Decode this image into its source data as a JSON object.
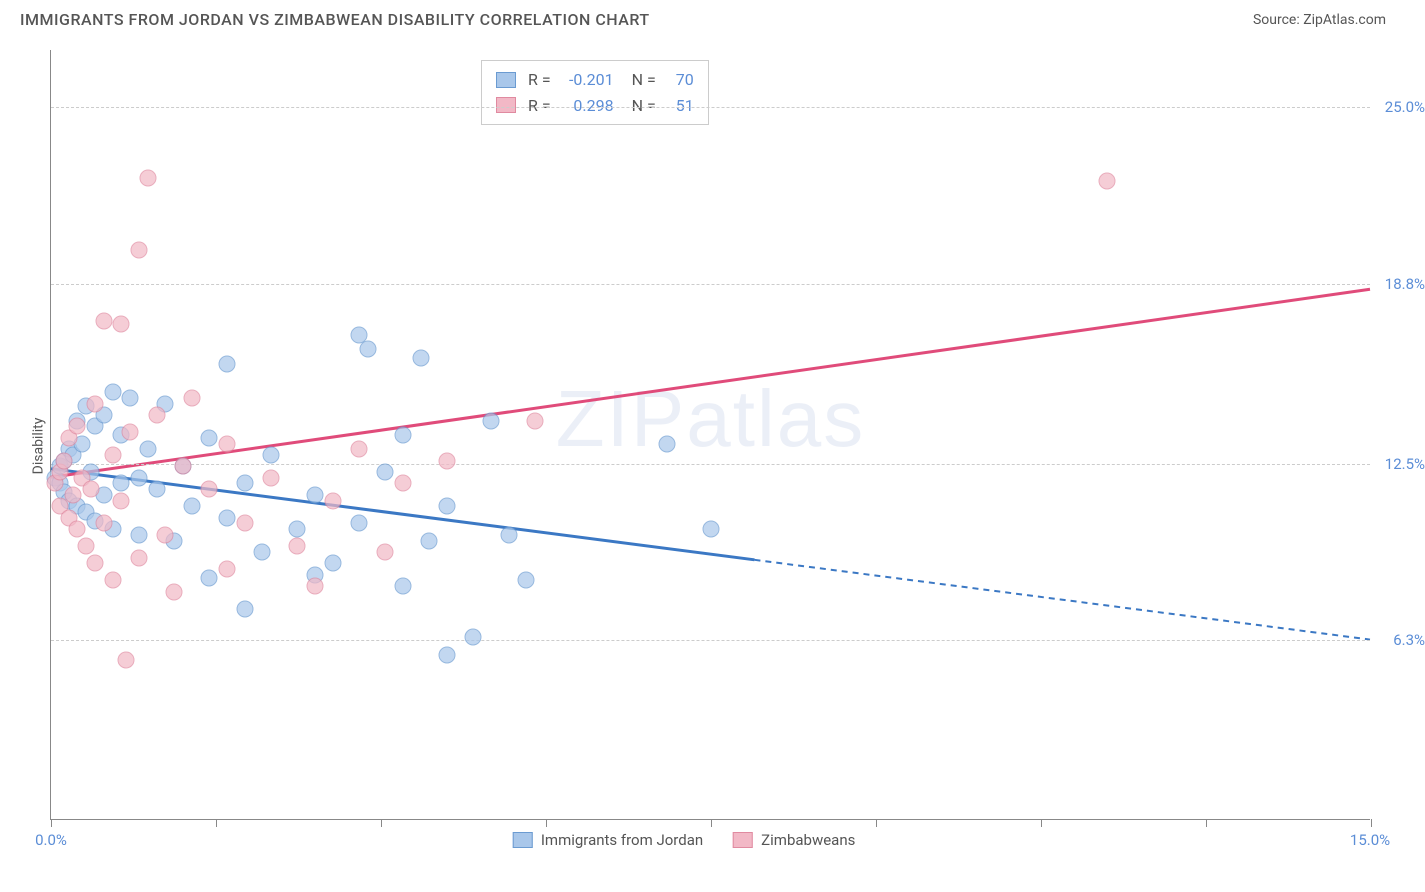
{
  "title": "IMMIGRANTS FROM JORDAN VS ZIMBABWEAN DISABILITY CORRELATION CHART",
  "source": "Source: ZipAtlas.com",
  "watermark": "ZIPatlas",
  "ylabel": "Disability",
  "chart": {
    "type": "scatter",
    "xlim": [
      0,
      15
    ],
    "ylim": [
      0,
      27
    ],
    "yticks": [
      {
        "v": 6.3,
        "label": "6.3%"
      },
      {
        "v": 12.5,
        "label": "12.5%"
      },
      {
        "v": 18.8,
        "label": "18.8%"
      },
      {
        "v": 25.0,
        "label": "25.0%"
      }
    ],
    "xticks": [
      0,
      1.88,
      3.75,
      5.63,
      7.5,
      9.38,
      11.25,
      13.13,
      15
    ],
    "xtick_labels": {
      "start": "0.0%",
      "end": "15.0%"
    },
    "series": [
      {
        "name": "Immigrants from Jordan",
        "color_fill": "#a9c7ea",
        "color_stroke": "#6b9bd1",
        "R": "-0.201",
        "N": "70",
        "trend": {
          "x1": 0,
          "y1": 12.3,
          "x2": 15,
          "y2": 6.3,
          "solid_until_x": 8,
          "color": "#3b78c4"
        },
        "points": [
          [
            0.05,
            12.0
          ],
          [
            0.1,
            12.4
          ],
          [
            0.1,
            11.8
          ],
          [
            0.15,
            12.6
          ],
          [
            0.15,
            11.5
          ],
          [
            0.2,
            13.0
          ],
          [
            0.2,
            11.2
          ],
          [
            0.25,
            12.8
          ],
          [
            0.3,
            14.0
          ],
          [
            0.3,
            11.0
          ],
          [
            0.35,
            13.2
          ],
          [
            0.4,
            14.5
          ],
          [
            0.4,
            10.8
          ],
          [
            0.45,
            12.2
          ],
          [
            0.5,
            13.8
          ],
          [
            0.5,
            10.5
          ],
          [
            0.6,
            14.2
          ],
          [
            0.6,
            11.4
          ],
          [
            0.7,
            15.0
          ],
          [
            0.7,
            10.2
          ],
          [
            0.8,
            13.5
          ],
          [
            0.8,
            11.8
          ],
          [
            0.9,
            14.8
          ],
          [
            1.0,
            12.0
          ],
          [
            1.0,
            10.0
          ],
          [
            1.1,
            13.0
          ],
          [
            1.2,
            11.6
          ],
          [
            1.3,
            14.6
          ],
          [
            1.4,
            9.8
          ],
          [
            1.5,
            12.4
          ],
          [
            1.6,
            11.0
          ],
          [
            1.8,
            13.4
          ],
          [
            1.8,
            8.5
          ],
          [
            2.0,
            16.0
          ],
          [
            2.0,
            10.6
          ],
          [
            2.2,
            11.8
          ],
          [
            2.2,
            7.4
          ],
          [
            2.4,
            9.4
          ],
          [
            2.5,
            12.8
          ],
          [
            2.8,
            10.2
          ],
          [
            3.0,
            8.6
          ],
          [
            3.0,
            11.4
          ],
          [
            3.2,
            9.0
          ],
          [
            3.5,
            17.0
          ],
          [
            3.5,
            10.4
          ],
          [
            3.6,
            16.5
          ],
          [
            3.8,
            12.2
          ],
          [
            4.0,
            8.2
          ],
          [
            4.0,
            13.5
          ],
          [
            4.2,
            16.2
          ],
          [
            4.3,
            9.8
          ],
          [
            4.5,
            5.8
          ],
          [
            4.5,
            11.0
          ],
          [
            4.8,
            6.4
          ],
          [
            5.0,
            14.0
          ],
          [
            5.2,
            10.0
          ],
          [
            5.4,
            8.4
          ],
          [
            7.0,
            13.2
          ],
          [
            7.5,
            10.2
          ]
        ]
      },
      {
        "name": "Zimbabweans",
        "color_fill": "#f2b8c6",
        "color_stroke": "#e08aa0",
        "R": "0.298",
        "N": "51",
        "trend": {
          "x1": 0,
          "y1": 12.0,
          "x2": 15,
          "y2": 18.6,
          "solid_until_x": 15,
          "color": "#e04b7a"
        },
        "points": [
          [
            0.05,
            11.8
          ],
          [
            0.1,
            12.2
          ],
          [
            0.1,
            11.0
          ],
          [
            0.15,
            12.6
          ],
          [
            0.2,
            13.4
          ],
          [
            0.2,
            10.6
          ],
          [
            0.25,
            11.4
          ],
          [
            0.3,
            13.8
          ],
          [
            0.3,
            10.2
          ],
          [
            0.35,
            12.0
          ],
          [
            0.4,
            9.6
          ],
          [
            0.45,
            11.6
          ],
          [
            0.5,
            14.6
          ],
          [
            0.5,
            9.0
          ],
          [
            0.6,
            17.5
          ],
          [
            0.6,
            10.4
          ],
          [
            0.7,
            12.8
          ],
          [
            0.7,
            8.4
          ],
          [
            0.8,
            17.4
          ],
          [
            0.8,
            11.2
          ],
          [
            0.85,
            5.6
          ],
          [
            0.9,
            13.6
          ],
          [
            1.0,
            20.0
          ],
          [
            1.0,
            9.2
          ],
          [
            1.1,
            22.5
          ],
          [
            1.2,
            14.2
          ],
          [
            1.3,
            10.0
          ],
          [
            1.4,
            8.0
          ],
          [
            1.5,
            12.4
          ],
          [
            1.6,
            14.8
          ],
          [
            1.8,
            11.6
          ],
          [
            2.0,
            13.2
          ],
          [
            2.0,
            8.8
          ],
          [
            2.2,
            10.4
          ],
          [
            2.5,
            12.0
          ],
          [
            2.8,
            9.6
          ],
          [
            3.0,
            8.2
          ],
          [
            3.2,
            11.2
          ],
          [
            3.5,
            13.0
          ],
          [
            3.8,
            9.4
          ],
          [
            4.0,
            11.8
          ],
          [
            4.5,
            12.6
          ],
          [
            5.5,
            14.0
          ],
          [
            12.0,
            22.4
          ]
        ]
      }
    ]
  }
}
• • • • • • •
State how many lines of the material contain the string "name", with no other words.

[CORRECT RESULT]:
2